REQUIREMENT - Locate the string "image" in the listing below. Copy every line where it is found.

RECORDED DATA -
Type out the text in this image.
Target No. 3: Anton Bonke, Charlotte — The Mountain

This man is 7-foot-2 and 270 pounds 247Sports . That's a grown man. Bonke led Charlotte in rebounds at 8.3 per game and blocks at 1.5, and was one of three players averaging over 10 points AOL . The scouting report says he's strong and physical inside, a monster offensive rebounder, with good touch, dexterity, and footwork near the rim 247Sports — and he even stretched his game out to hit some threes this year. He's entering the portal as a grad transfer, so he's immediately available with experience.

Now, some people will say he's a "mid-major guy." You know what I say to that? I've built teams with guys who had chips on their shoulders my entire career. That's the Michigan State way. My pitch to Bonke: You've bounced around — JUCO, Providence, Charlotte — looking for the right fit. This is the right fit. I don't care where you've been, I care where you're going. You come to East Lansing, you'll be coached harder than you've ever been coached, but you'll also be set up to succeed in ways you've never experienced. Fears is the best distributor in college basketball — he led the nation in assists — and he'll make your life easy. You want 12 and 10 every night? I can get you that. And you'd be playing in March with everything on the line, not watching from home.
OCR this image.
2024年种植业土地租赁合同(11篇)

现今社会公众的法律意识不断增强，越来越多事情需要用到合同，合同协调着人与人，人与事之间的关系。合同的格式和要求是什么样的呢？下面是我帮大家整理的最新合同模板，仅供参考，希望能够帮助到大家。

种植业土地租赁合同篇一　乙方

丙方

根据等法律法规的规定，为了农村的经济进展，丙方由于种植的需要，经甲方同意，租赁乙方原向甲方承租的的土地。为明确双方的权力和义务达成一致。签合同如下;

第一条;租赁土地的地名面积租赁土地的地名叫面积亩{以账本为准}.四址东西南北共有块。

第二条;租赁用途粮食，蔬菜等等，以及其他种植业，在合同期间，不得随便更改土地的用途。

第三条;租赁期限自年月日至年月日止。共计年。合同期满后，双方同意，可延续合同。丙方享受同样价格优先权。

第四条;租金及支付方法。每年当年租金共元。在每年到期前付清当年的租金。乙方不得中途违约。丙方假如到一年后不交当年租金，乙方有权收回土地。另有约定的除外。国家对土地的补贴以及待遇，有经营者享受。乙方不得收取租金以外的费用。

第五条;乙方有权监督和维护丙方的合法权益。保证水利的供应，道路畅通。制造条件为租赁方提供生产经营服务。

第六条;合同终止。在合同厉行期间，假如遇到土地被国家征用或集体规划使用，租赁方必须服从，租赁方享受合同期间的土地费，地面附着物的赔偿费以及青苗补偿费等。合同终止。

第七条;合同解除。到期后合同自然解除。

WRITTEN ANSWER -
Type out the text in this image.
OCR this image.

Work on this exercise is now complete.